§ **Selected text**:
•••••
PublishedMichael O'Mara, July 2018 |
ISBN9781782438458 |
FormatHardcover, 256 pages |
Dimensions23.4cm × 15.3cm × 2.5cm |
The Ardlamont murder trial, which took place in Edinburgh's High Court in December 1893, was the culmination of one of the most intriguing criminal cases in British legal history. But perhaps more remarkable than that was that it brought together the two principal real-life inspirations behind the creation of the world's favourite fictional consulting detective: Sherlock Holmes.
Joseph Bell and Henry Littlejohn were Professors of Medicine at Edinburgh University. As educators, medical trailblazers and social reformers, the two friends were pioneers in the emerging world of forensic science, and both were called as expert witnesses at the Ardlamont murder trial. Under their tutelage had been a young student named Arthur Conan Doyle. He had served as an assistant to Bell, where he was able to scrutinise at first-hand Bell's remarkable deductive powers. In fact, Conan Doyle went on to say of Bell: 'It is most certainly to you that I owe Sherlock Holmes . . .'
Author Daniel Smith, using original trial transcripts, contemporary newspaper reports, personal papers and other archive material, represents and re-examines evidence of the Ardlamont case, coming to his own conclusion as to just what happened in 1893.
•••••
[Collected data entries]

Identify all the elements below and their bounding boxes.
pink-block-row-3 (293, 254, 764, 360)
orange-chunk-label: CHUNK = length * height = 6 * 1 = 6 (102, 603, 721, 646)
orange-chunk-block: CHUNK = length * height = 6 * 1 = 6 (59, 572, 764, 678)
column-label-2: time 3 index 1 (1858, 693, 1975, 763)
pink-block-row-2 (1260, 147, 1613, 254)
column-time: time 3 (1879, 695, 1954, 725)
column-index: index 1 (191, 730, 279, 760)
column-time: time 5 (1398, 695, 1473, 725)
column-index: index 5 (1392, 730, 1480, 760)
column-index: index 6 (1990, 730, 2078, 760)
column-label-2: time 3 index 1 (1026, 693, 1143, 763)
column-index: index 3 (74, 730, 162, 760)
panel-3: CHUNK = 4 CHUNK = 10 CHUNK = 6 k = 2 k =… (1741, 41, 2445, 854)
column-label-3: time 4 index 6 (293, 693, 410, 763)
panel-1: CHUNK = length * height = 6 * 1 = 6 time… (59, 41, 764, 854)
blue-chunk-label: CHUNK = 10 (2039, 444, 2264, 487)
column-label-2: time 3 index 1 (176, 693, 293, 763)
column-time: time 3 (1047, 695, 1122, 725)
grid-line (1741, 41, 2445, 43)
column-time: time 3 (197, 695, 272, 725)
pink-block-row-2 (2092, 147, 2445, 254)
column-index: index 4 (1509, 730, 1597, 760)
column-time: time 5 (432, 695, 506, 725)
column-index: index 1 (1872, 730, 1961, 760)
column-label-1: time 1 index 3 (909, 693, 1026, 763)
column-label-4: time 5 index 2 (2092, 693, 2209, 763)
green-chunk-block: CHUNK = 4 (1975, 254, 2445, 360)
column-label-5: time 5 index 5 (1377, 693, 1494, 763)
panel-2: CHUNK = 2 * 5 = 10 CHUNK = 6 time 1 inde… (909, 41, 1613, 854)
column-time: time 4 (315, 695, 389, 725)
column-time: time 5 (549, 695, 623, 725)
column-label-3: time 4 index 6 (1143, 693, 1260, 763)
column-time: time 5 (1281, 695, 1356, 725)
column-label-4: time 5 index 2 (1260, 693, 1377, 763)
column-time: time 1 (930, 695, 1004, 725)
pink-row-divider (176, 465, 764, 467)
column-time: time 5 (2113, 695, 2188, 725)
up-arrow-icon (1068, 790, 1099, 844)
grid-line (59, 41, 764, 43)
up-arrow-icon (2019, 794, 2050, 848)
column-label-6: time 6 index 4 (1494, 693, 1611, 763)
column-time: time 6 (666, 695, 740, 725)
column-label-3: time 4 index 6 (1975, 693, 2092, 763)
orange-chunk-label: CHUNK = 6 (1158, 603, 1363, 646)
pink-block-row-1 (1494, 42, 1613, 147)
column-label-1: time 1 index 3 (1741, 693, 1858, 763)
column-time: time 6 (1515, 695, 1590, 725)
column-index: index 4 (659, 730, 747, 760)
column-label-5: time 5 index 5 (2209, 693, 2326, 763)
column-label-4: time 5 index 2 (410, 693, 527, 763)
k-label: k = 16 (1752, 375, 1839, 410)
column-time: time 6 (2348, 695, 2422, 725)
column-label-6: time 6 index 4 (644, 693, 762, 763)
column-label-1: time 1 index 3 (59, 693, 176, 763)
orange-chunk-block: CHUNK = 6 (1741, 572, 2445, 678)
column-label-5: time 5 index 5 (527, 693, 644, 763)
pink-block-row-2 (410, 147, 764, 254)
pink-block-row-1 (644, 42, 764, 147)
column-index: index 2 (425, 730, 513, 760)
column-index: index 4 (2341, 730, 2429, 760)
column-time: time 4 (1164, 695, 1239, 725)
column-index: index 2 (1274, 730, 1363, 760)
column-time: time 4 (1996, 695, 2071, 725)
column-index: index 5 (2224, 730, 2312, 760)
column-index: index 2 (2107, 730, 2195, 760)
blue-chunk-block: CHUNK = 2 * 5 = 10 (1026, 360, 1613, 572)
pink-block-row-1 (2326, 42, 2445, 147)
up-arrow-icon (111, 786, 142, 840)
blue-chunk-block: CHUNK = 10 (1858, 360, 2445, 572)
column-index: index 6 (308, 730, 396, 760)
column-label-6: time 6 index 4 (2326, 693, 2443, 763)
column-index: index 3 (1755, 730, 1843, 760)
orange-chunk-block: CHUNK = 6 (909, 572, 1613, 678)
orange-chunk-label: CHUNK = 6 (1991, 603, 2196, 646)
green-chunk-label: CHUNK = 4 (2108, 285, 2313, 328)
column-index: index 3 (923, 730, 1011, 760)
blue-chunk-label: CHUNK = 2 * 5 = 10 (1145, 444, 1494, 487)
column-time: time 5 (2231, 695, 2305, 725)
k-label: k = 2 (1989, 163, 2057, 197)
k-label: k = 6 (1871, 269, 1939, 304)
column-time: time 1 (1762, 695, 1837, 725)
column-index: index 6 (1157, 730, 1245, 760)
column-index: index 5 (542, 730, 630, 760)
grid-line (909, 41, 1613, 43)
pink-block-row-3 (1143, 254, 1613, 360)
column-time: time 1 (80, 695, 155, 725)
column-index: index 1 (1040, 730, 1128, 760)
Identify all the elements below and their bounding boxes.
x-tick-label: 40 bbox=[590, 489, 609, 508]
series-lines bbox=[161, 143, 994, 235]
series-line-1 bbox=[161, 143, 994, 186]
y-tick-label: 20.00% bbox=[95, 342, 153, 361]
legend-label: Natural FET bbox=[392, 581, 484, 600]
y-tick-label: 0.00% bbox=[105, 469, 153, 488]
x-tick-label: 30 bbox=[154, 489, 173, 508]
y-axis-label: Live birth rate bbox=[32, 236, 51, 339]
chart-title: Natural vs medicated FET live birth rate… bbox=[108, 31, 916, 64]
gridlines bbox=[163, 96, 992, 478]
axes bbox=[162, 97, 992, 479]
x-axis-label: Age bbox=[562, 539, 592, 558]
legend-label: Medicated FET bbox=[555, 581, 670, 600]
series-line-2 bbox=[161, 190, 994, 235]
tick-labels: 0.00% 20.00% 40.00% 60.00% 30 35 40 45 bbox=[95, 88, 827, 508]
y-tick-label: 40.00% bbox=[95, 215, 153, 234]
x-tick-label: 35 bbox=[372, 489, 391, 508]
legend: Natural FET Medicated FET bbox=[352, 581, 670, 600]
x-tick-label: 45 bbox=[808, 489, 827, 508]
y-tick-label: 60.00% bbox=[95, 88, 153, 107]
•••••
§ **What needs to be done**: Copy down the stretch of the book description from "Joseph Bell and" through "happened in 1893.", with the same wording and punctuation.

§ **Task response**:
Joseph Bell and Henry Littlejohn were Professors of Medicine at Edinburgh University. As educators, medical trailblazers and social reformers, the two friends were pioneers in the emerging world of forensic science, and both were called as expert witnesses at the Ardlamont murder trial. Under their tutelage had been a young student named Arthur Conan Doyle. He had served as an assistant to Bell, where he was able to scrutinise at first-hand Bell's remarkable deductive powers. In fact, Conan Doyle went on to say of Bell: 'It is most certainly to you that I owe Sherlock Holmes . . .'
Author Daniel Smith, using original trial transcripts, contemporary newspaper reports, personal papers and other archive material, represents and re-examines evidence of the Ardlamont case, coming to his own conclusion as to just what happened in 1893.